* _INPUT RECORDS_
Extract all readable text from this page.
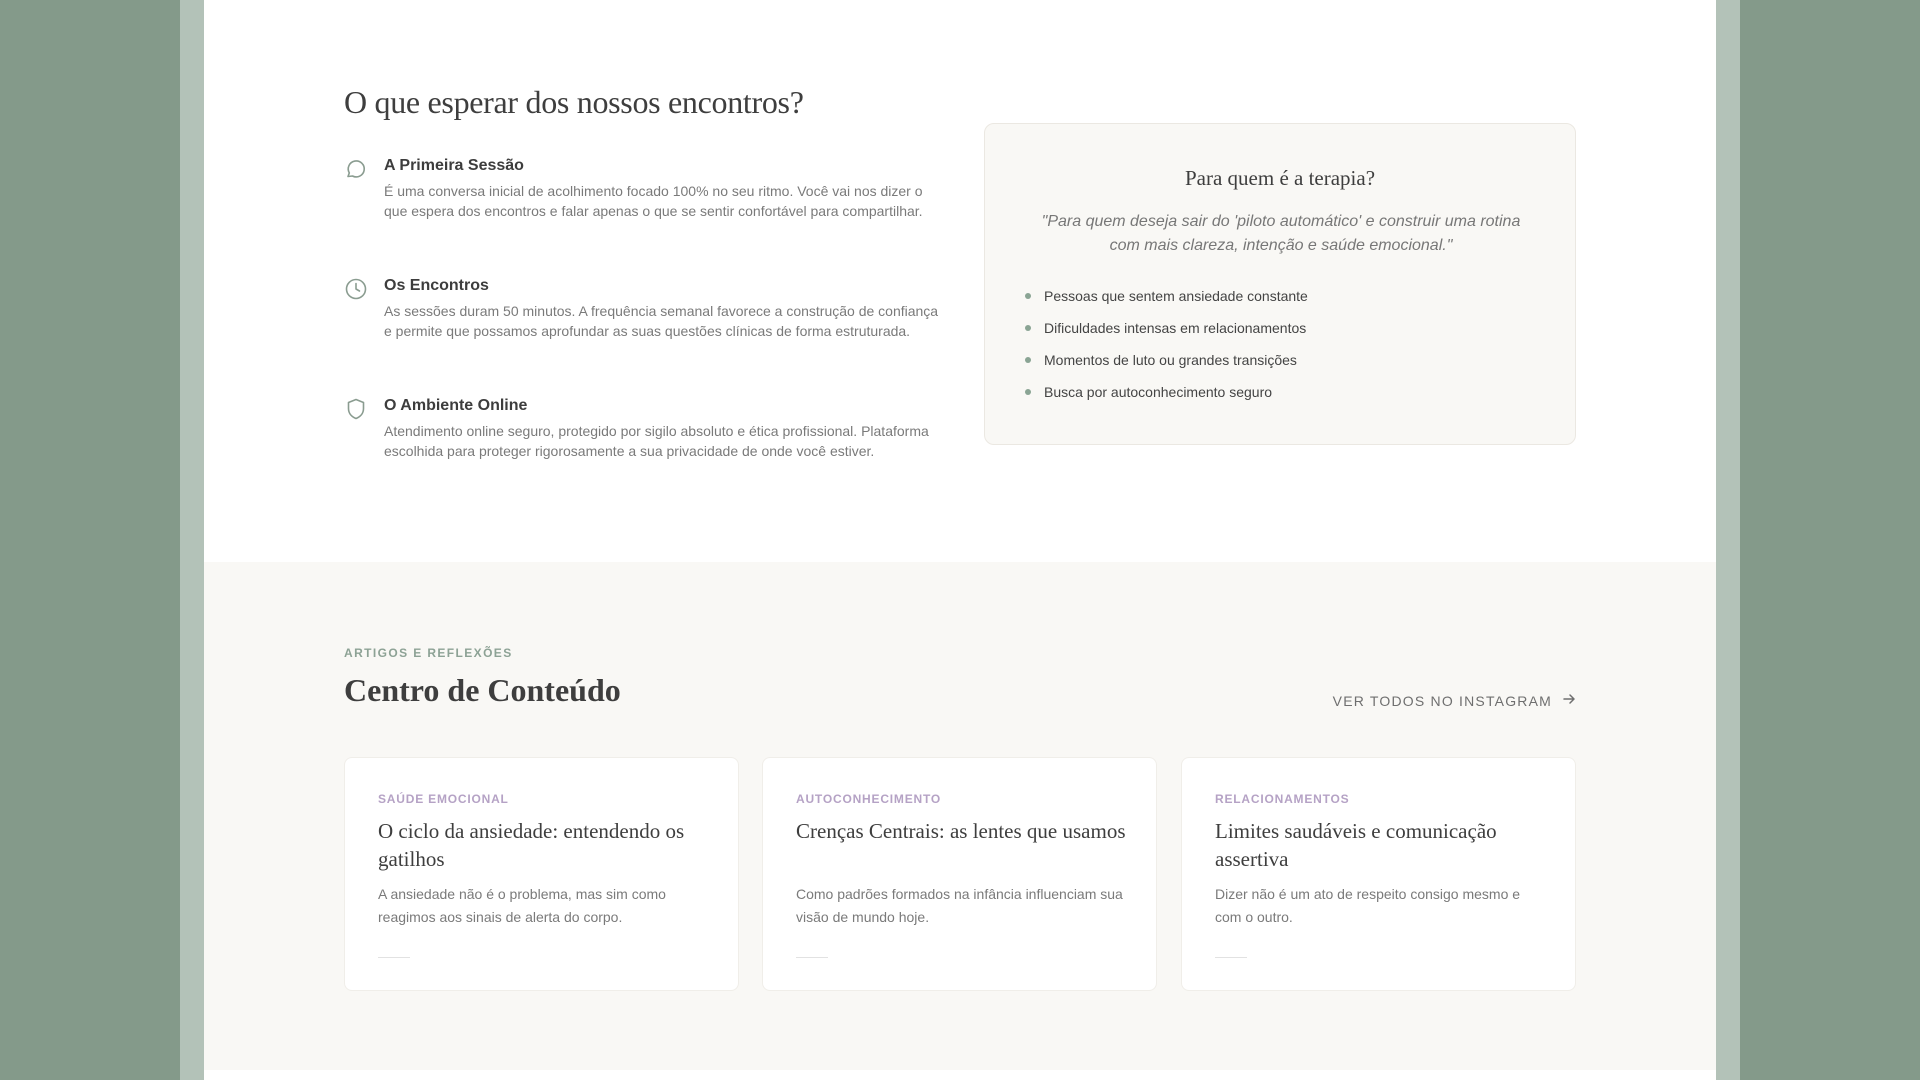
O que esperar dos nossos encontros?
A Primeira Sessão
É uma conversa inicial de acolhimento focado 100% no seu ritmo. Você vai nos dizer o que espera dos encontros e falar apenas o que se sentir confortável para compartilhar.
Os Encontros
As sessões duram 50 minutos. A frequência semanal favorece a construção de confiança e permite que possamos aprofundar as suas questões clínicas de forma estruturada.
O Ambiente Online
Atendimento online seguro, protegido por sigilo absoluto e ética profissional. Plataforma escolhida para proteger rigorosamente a sua privacidade de onde você estiver.
Para quem é a terapia?
"Para quem deseja sair do 'piloto automático' e construir uma rotina com mais clareza, intenção e saúde emocional."
Pessoas que sentem ansiedade constante
Dificuldades intensas em relacionamentos
Momentos de luto ou grandes transições
Busca por autoconhecimento seguro
ARTIGOS E REFLEXÕES
Centro de Conteúdo	VER TODOS NO INSTAGRAM
SAÚDE EMOCIONAL
O ciclo da ansiedade: entendendo os gatilhos
A ansiedade não é o problema, mas sim como reagimos aos sinais de alerta do corpo.
AUTOCONHECIMENTO
Crenças Centrais: as lentes que usamos
Como padrões formados na infância influenciam sua visão de mundo hoje.
RELACIONAMENTOS
Limites saudáveis e comunicação assertiva
Dizer não é um ato de respeito consigo mesmo e com o outro.
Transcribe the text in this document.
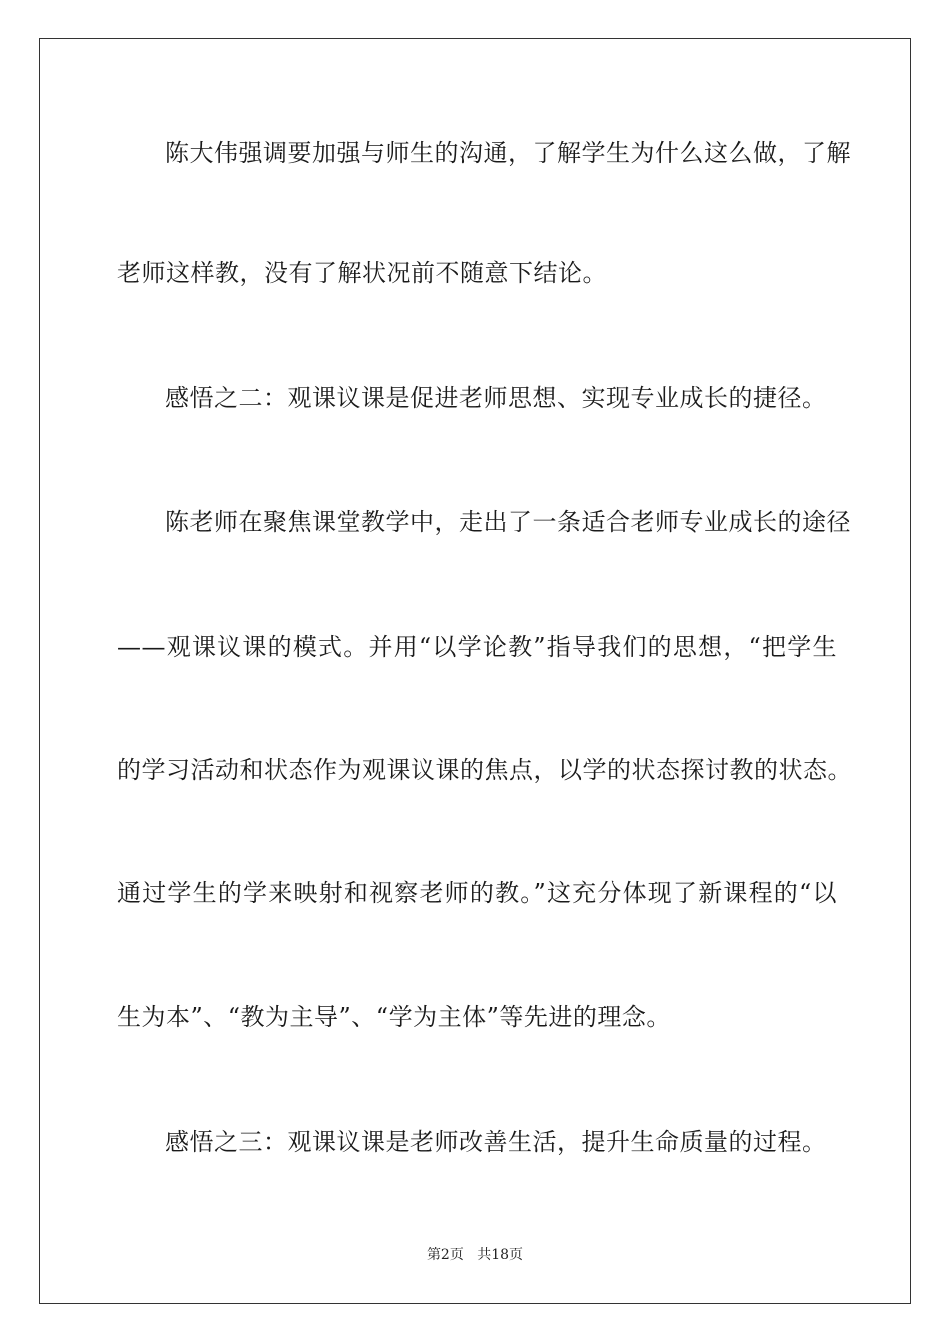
陈大伟强调要加强与师生的沟通，了解学生为什么这么做，了解
老师这样教，没有了解状况前不随意下结论。
感悟之二：观课议课是促进老师思想、实现专业成长的捷径。
陈老师在聚焦课堂教学中，走出了一条适合老师专业成长的途径
——观课议课的模式。并用“以学论教”指导我们的思想，“把学生
的学习活动和状态作为观课议课的焦点，以学的状态探讨教的状态。
通过学生的学来映射和视察老师的教。”这充分体现了新课程的“以
生为本”、“教为主导”、“学为主体”等先进的理念。
感悟之三：观课议课是老师改善生活，提升生命质量的过程。
第2页 共18页
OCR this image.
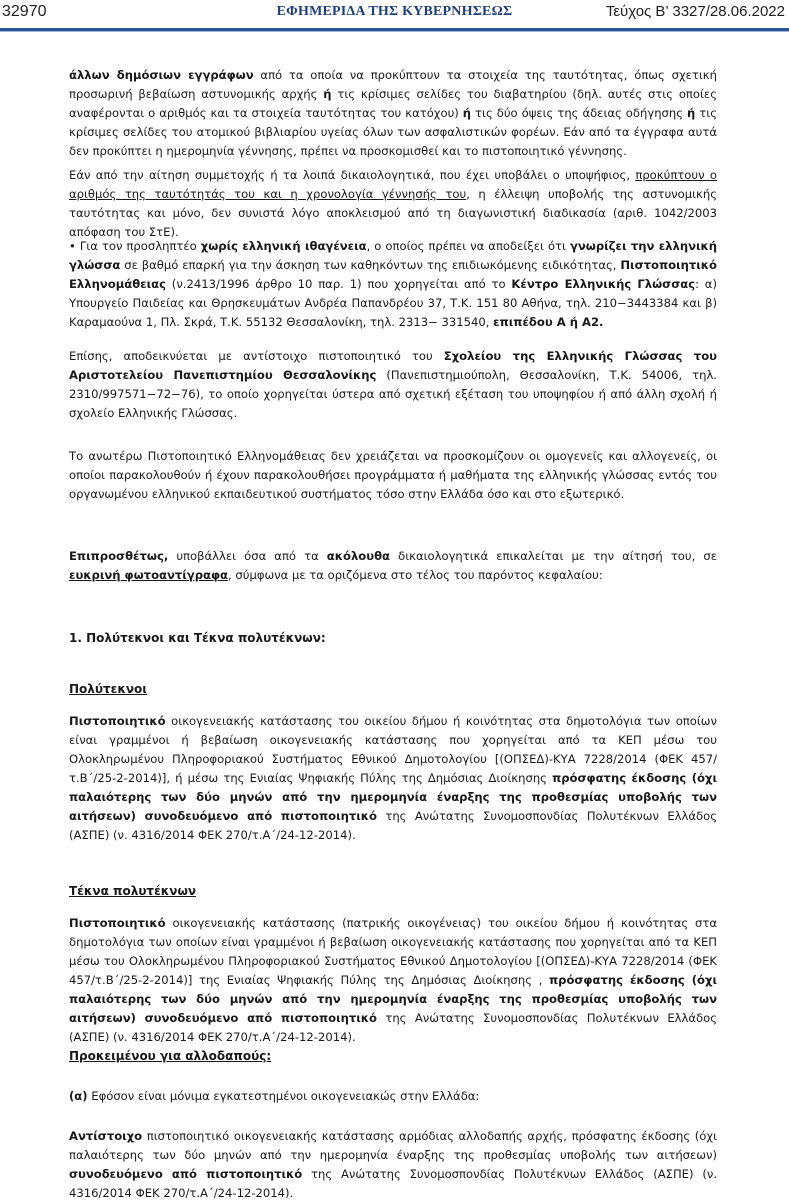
32970	ΕΦΗΜΕΡΙΔΑ ΤΗΣ ΚΥΒΕΡΝΗΣΕΩΣ	Τεύχος B’ 3327/28.06.2022

άλλων δημόσιων εγγράφων από τα οποία να προκύπτουν τα στοιχεία της ταυτότητας, όπως σχετική προσωρινή βεβαίωση αστυνομικής αρχής ή τις κρίσιμες σελίδες του διαβατηρίου (δηλ. αυτές στις οποίες αναφέρονται ο αριθμός και τα στοιχεία ταυτότητας του κατόχου) ή τις δύο όψεις της άδειας οδήγησης ή τις κρίσιμες σελίδες του ατομικού βιβλιαρίου υγείας όλων των ασφαλιστικών φορέων. Εάν από τα έγγραφα αυτά δεν προκύπτει η ημερομηνία γέννησης, πρέπει να προσκομισθεί και το πιστοποιητικό γέννησης.

Εάν από την αίτηση συμμετοχής ή τα λοιπά δικαιολογητικά, που έχει υποβάλει ο υποψήφιος, προκύπτουν ο αριθμός της ταυτότητάς του και η χρονολογία γέννησής του, η έλλειψη υποβολής της αστυνομικής ταυτότητας και μόνο, δεν συνιστά λόγο αποκλεισμού από τη διαγωνιστική διαδικασία (αριθ. 1042/2003 απόφαση του ΣτΕ).

• Για τον προσληπτέο χωρίς ελληνική ιθαγένεια, ο οποίος πρέπει να αποδείξει ότι γνωρίζει την ελληνική γλώσσα σε βαθμό επαρκή για την άσκηση των καθηκόντων της επιδιωκόμενης ειδικότητας, Πιστοποιητικό Ελληνομάθειας (ν.2413/1996 άρθρο 10 παρ. 1) που χορηγείται από το Κέντρο Ελληνικής Γλώσσας: α) Υπουργείο Παιδείας και Θρησκευμάτων Ανδρέα Παπανδρέου 37, Τ.Κ. 151 80 Αθήνα, τηλ. 210−3443384 και β) Καραμαούνα 1, Πλ. Σκρά, Τ.Κ. 55132 Θεσσαλονίκη, τηλ. 2313− 331540, επιπέδου Α ή Α2.

Επίσης, αποδεικνύεται με αντίστοιχο πιστοποιητικό του Σχολείου της Ελληνικής Γλώσσας του Αριστοτελείου Πανεπιστημίου Θεσσαλονίκης (Πανεπιστημιούπολη, Θεσσαλονίκη, Τ.Κ. 54006, τηλ. 2310/997571−72−76), το οποίο χορηγείται ύστερα από σχετική εξέταση του υποψηφίου ή από άλλη σχολή ή σχολείο Ελληνικής Γλώσσας.

Το ανωτέρω Πιστοποιητικό Ελληνομάθειας δεν χρειάζεται να προσκομίζουν οι ομογενείς και αλλογενείς, οι οποίοι παρακολουθούν ή έχουν παρακολουθήσει προγράμματα ή μαθήματα της ελληνικής γλώσσας εντός του οργανωμένου ελληνικού εκπαιδευτικού συστήματος τόσο στην Ελλάδα όσο και στο εξωτερικό.

Επιπροσθέτως, υποβάλλει όσα από τα ακόλουθα δικαιολογητικά επικαλείται με την αίτησή του, σε ευκρινή φωτοαντίγραφα, σύμφωνα με τα οριζόμενα στο τέλος του παρόντος κεφαλαίου:

1. Πολύτεκνοι και Τέκνα πολυτέκνων:
Πολύτεκνοι

Πιστοποιητικό οικογενειακής κατάστασης του οικείου δήμου ή κοινότητας στα δημοτολόγια των οποίων είναι γραμμένοι ή βεβαίωση οικογενειακής κατάστασης που χορηγείται από τα ΚΕΠ μέσω του Ολοκληρωμένου Πληροφοριακού Συστήματος Εθνικού Δημοτολογίου [(ΟΠΣΕΔ)-ΚΥΑ 7228/2014 (ΦΕΚ 457/τ.Β΄/25-2-2014)], ή μέσω της Ενιαίας Ψηφιακής Πύλης της Δημόσιας Διοίκησης πρόσφατης έκδοσης (όχι παλαιότερης των δύο μηνών από την ημερομηνία έναρξης της προθεσμίας υποβολής των αιτήσεων) συνοδευόμενο από πιστοποιητικό της Ανώτατης Συνομοσπονδίας Πολυτέκνων Ελλάδος (ΑΣΠΕ) (ν. 4316/2014 ΦΕΚ 270/τ.Α΄/24-12-2014).

Τέκνα πολυτέκνων

Πιστοποιητικό οικογενειακής κατάστασης (πατρικής οικογένειας) του οικείου δήμου ή κοινότητας στα δημοτολόγια των οποίων είναι γραμμένοι ή βεβαίωση οικογενειακής κατάστασης που χορηγείται από τα ΚΕΠ μέσω του Ολοκληρωμένου Πληροφοριακού Συστήματος Εθνικού Δημοτολογίου [(ΟΠΣΕΔ)-ΚΥΑ 7228/2014 (ΦΕΚ 457/τ.Β΄/25-2-2014)] της Ενιαίας Ψηφιακής Πύλης της Δημόσιας Διοίκησης , πρόσφατης έκδοσης (όχι παλαιότερης των δύο μηνών από την ημερομηνία έναρξης της προθεσμίας υποβολής των αιτήσεων) συνοδευόμενο από πιστοποιητικό της Ανώτατης Συνομοσπονδίας Πολυτέκνων Ελλάδος (ΑΣΠΕ) (ν. 4316/2014 ΦΕΚ 270/τ.Α΄/24-12-2014).

Προκειμένου για αλλοδαπούς:

(α) Εφόσον είναι μόνιμα εγκατεστημένοι οικογενειακώς στην Ελλάδα:

Αντίστοιχο πιστοποιητικό οικογενειακής κατάστασης αρμόδιας αλλοδαπής αρχής, πρόσφατης έκδοσης (όχι παλαιότερης των δύο μηνών από την ημερομηνία έναρξης της προθεσμίας υποβολής των αιτήσεων) συνοδευόμενο από πιστοποιητικό της Ανώτατης Συνομοσπονδίας Πολυτέκνων Ελλάδος (ΑΣΠΕ) (ν. 4316/2014 ΦΕΚ 270/τ.Α΄/24-12-2014).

* _TO DO_
From the listing above, copy out each line where the word "quem" appears.

* _RESPONSE FOR THIS EXERCISE_
Para quem é a terapia?
"Para quem deseja sair do 'piloto automático' e construir uma rotina com mais clareza, intenção e saúde emocional."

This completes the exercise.